■ **EXCERPTED DATA**:
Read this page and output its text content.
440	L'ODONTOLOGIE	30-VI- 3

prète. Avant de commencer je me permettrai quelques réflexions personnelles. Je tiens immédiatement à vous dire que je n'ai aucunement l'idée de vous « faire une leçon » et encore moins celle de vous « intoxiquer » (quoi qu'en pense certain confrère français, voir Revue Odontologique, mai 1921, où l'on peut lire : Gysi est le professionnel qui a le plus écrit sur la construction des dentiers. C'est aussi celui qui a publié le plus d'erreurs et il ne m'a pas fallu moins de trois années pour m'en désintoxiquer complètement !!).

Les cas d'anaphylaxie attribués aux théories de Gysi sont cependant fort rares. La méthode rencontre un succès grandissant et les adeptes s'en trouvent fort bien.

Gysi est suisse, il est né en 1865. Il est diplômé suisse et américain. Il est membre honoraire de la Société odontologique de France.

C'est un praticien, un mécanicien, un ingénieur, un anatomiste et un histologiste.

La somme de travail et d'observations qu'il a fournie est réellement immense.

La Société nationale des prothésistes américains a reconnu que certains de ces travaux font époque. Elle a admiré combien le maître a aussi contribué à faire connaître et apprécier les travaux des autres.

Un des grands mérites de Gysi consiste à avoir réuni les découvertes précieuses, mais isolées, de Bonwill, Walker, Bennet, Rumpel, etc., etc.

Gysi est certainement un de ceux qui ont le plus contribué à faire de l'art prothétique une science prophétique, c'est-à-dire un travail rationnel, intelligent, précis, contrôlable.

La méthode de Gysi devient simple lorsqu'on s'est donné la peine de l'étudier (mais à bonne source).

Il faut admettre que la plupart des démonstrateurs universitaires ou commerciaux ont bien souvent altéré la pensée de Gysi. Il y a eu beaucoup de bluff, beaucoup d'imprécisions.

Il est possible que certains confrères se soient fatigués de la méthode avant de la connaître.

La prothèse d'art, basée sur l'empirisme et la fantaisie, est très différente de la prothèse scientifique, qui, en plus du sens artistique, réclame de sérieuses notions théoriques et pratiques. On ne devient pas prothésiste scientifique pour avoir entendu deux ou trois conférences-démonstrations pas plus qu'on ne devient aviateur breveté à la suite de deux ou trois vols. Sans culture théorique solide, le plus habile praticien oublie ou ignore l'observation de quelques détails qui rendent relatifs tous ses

■ **BRIEF**: Give only the number of lines in the data that include the string "connaître".

■ **ANSWER BELOW**: 2